**Data listing:**
━━━━━━
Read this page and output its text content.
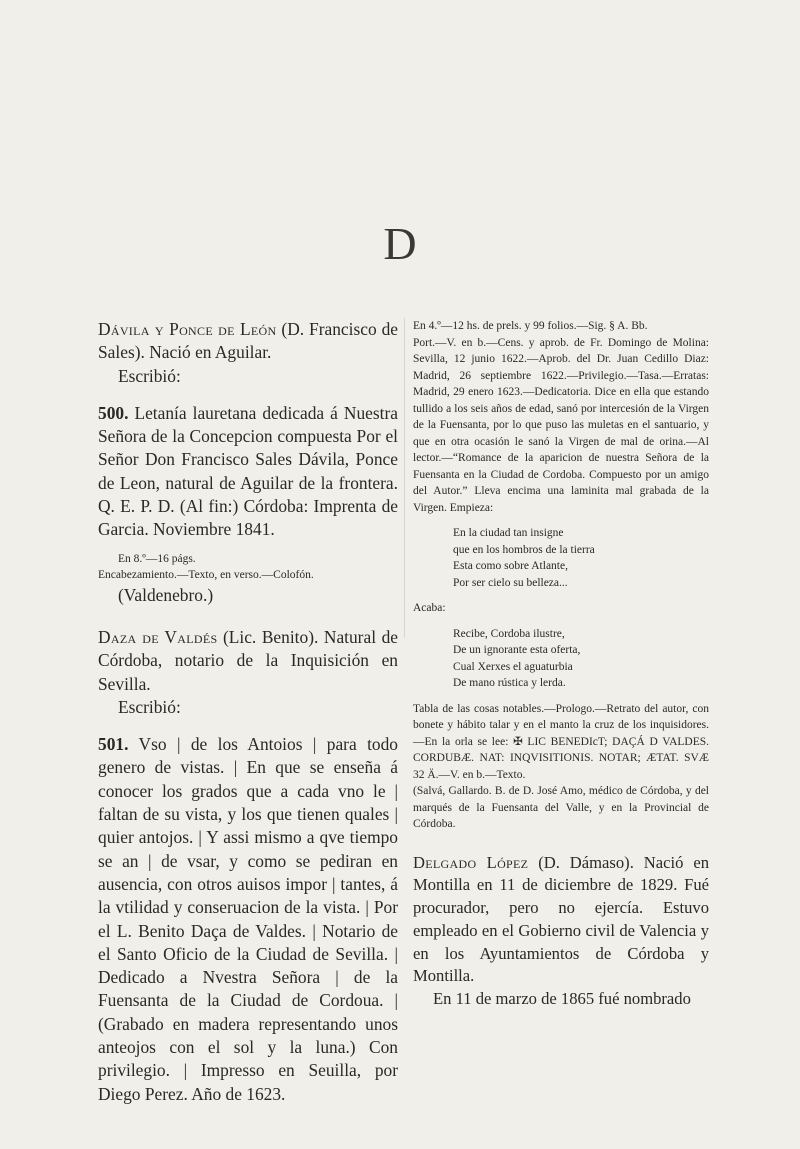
D

Dávila y Ponce de León (D. Francisco de Sales). Nació en Aguilar.

Escribió:

500. Letanía lauretana dedicada á Nuestra Señora de la Concepcion compuesta Por el Señor Don Francisco Sales Dávila, Ponce de Leon, natural de Aguilar de la frontera. Q. E. P. D. (Al fin:) Córdoba: Imprenta de Garcia. Noviembre 1841.

En 8.º—16 págs.

Encabezamiento.—Texto, en verso.—Colofón.

(Valdenebro.)

Daza de Valdés (Lic. Benito). Natural de Córdoba, notario de la Inquisición en Sevilla.

Escribió:

501. Vso | de los Antoios | para todo genero de vistas. | En que se enseña á conocer los grados que a cada vno le | faltan de su vista, y los que tienen quales | quier antojos. | Y assi mismo a qve tiempo se an | de vsar, y como se pediran en ausencia, con otros auisos impor | tantes, á la vtilidad y conseruacion de la vista. | Por el L. Benito Daça de Valdes. | Notario de el Santo Oficio de la Ciudad de Sevilla. | Dedicado a Nvestra Señora | de la Fuensanta de la Ciudad de Cordoua. | (Grabado en madera representando unos anteojos con el sol y la luna.) Con privilegio. | Impresso en Seuilla, por Diego Perez. Año de 1623.

En 4.º—12 hs. de prels. y 99 folios.—Sig. § A. Bb.

Port.—V. en b.—Cens. y aprob. de Fr. Domingo de Molina: Sevilla, 12 junio 1622.—Aprob. del Dr. Juan Cedillo Diaz: Madrid, 26 septiembre 1622.—Privilegio.—Tasa.—Erratas: Madrid, 29 enero 1623.—Dedicatoria. Dice en ella que estando tullido a los seis años de edad, sanó por intercesión de la Virgen de la Fuensanta, por lo que puso las muletas en el santuario, y que en otra ocasión le sanó la Virgen de mal de orina.—Al lector.—“Romance de la aparicion de nuestra Señora de la Fuensanta en la Ciudad de Cordoba. Compuesto por un amigo del Autor.” Lleva encima una laminita mal grabada de la Virgen. Empieza:

En la ciudad tan insigne
que en los hombros de la tierra
Esta como sobre Atlante,
Por ser cielo su belleza...

Acaba:

Recibe, Cordoba ilustre,
De un ignorante esta oferta,
Cual Xerxes el aguaturbia
De mano rústica y lerda.

Tabla de las cosas notables.—Prologo.—Retrato del autor, con bonete y hábito talar y en el manto la cruz de los inquisidores.—En la orla se lee: ✠ LIC BENEDIcT; DAÇÁ D VALDES. CORDUBÆ. NAT: INQVISITIONIS. NOTAR; ÆTAT. SVÆ 32 Ä.—V. en b.—Texto.

(Salvá, Gallardo. B. de D. José Amo, médico de Córdoba, y del marqués de la Fuensanta del Valle, y en la Provincial de Córdoba.

Delgado López (D. Dámaso). Nació en Montilla en 11 de diciembre de 1829. Fué procurador, pero no ejercía. Estuvo empleado en el Gobierno civil de Valencia y en los Ayuntamientos de Córdoba y Montilla.

En 11 de marzo de 1865 fué nombrado
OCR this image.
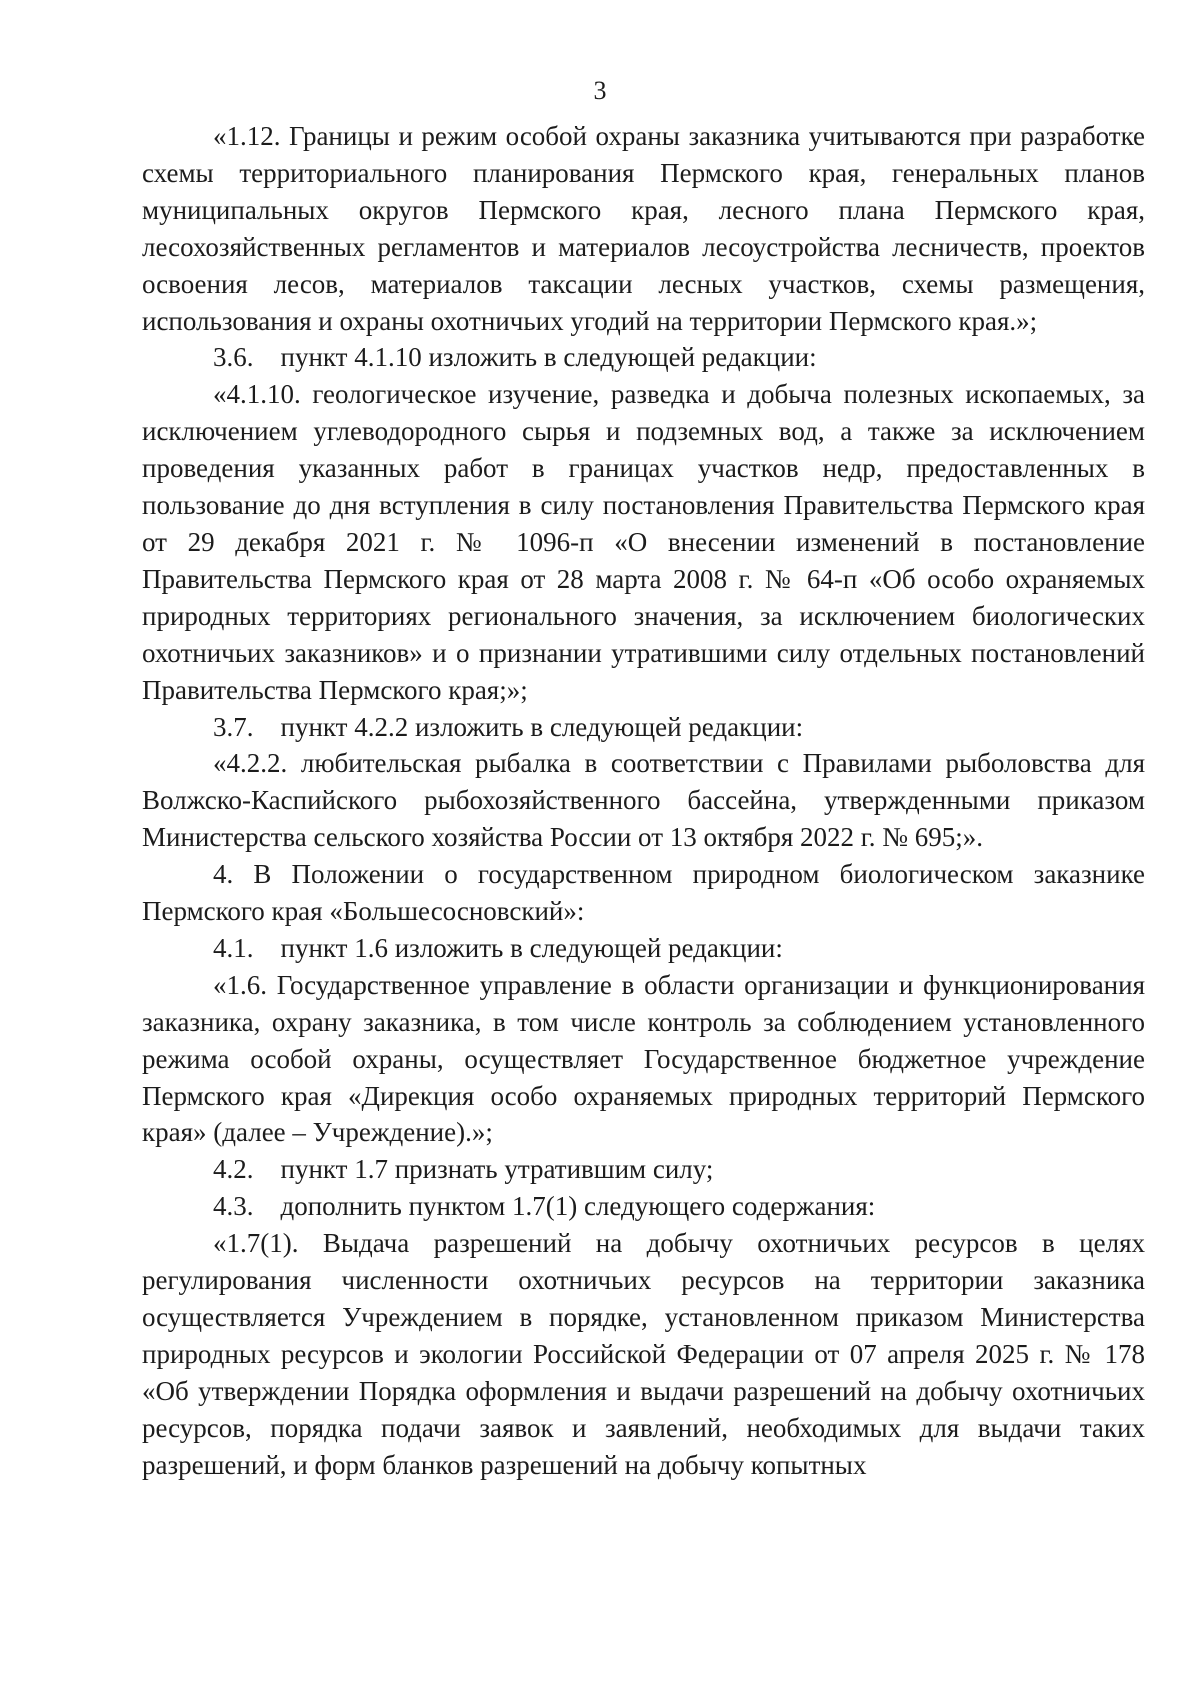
3

«1.12. Границы и режим особой охраны заказника учитываются при разработке схемы территориального планирования Пермского края, генеральных планов муниципальных округов Пермского края, лесного плана Пермского края, лесохозяйственных регламентов и материалов лесоустройства лесничеств, проектов освоения лесов, материалов таксации лесных участков, схемы размещения, использования и охраны охотничьих угодий на территории Пермского края.»;

3.6. пункт 4.1.10 изложить в следующей редакции:

«4.1.10. геологическое изучение, разведка и добыча полезных ископаемых, за исключением углеводородного сырья и подземных вод, а также за исключением проведения указанных работ в границах участков недр, предоставленных в пользование до дня вступления в силу постановления Правительства Пермского края от 29 декабря 2021 г. № 1096-п «О внесении изменений в постановление Правительства Пермского края от 28 марта 2008 г. № 64-п «Об особо охраняемых природных территориях регионального значения, за исключением биологических охотничьих заказников» и о признании утратившими силу отдельных постановлений Правительства Пермского края;»;

3.7. пункт 4.2.2 изложить в следующей редакции:

«4.2.2. любительская рыбалка в соответствии с Правилами рыболовства для Волжско-Каспийского рыбохозяйственного бассейна, утвержденными приказом Министерства сельского хозяйства России от 13 октября 2022 г. № 695;».

4. В Положении о государственном природном биологическом заказнике Пермского края «Большесосновский»:

4.1. пункт 1.6 изложить в следующей редакции:

«1.6. Государственное управление в области организации и функционирования заказника, охрану заказника, в том числе контроль за соблюдением установленного режима особой охраны, осуществляет Государственное бюджетное учреждение Пермского края «Дирекция особо охраняемых природных территорий Пермского края» (далее – Учреждение).»;

4.2. пункт 1.7 признать утратившим силу;

4.3. дополнить пунктом 1.7(1) следующего содержания:

«1.7(1). Выдача разрешений на добычу охотничьих ресурсов в целях регулирования численности охотничьих ресурсов на территории заказника осуществляется Учреждением в порядке, установленном приказом Министерства природных ресурсов и экологии Российской Федерации от 07 апреля 2025 г. № 178 «Об утверждении Порядка оформления и выдачи разрешений на добычу охотничьих ресурсов, порядка подачи заявок и заявлений, необходимых для выдачи таких разрешений, и форм бланков разрешений на добычу копытных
━━━━━━
**Task description:** Search the preceding listing for "следующей" and extract every line where it is found.

**Task answer:**
3.6. пункт 4.1.10 изложить в следующей редакции:
3.7. пункт 4.2.2 изложить в следующей редакции:
4.1. пункт 1.6 изложить в следующей редакции:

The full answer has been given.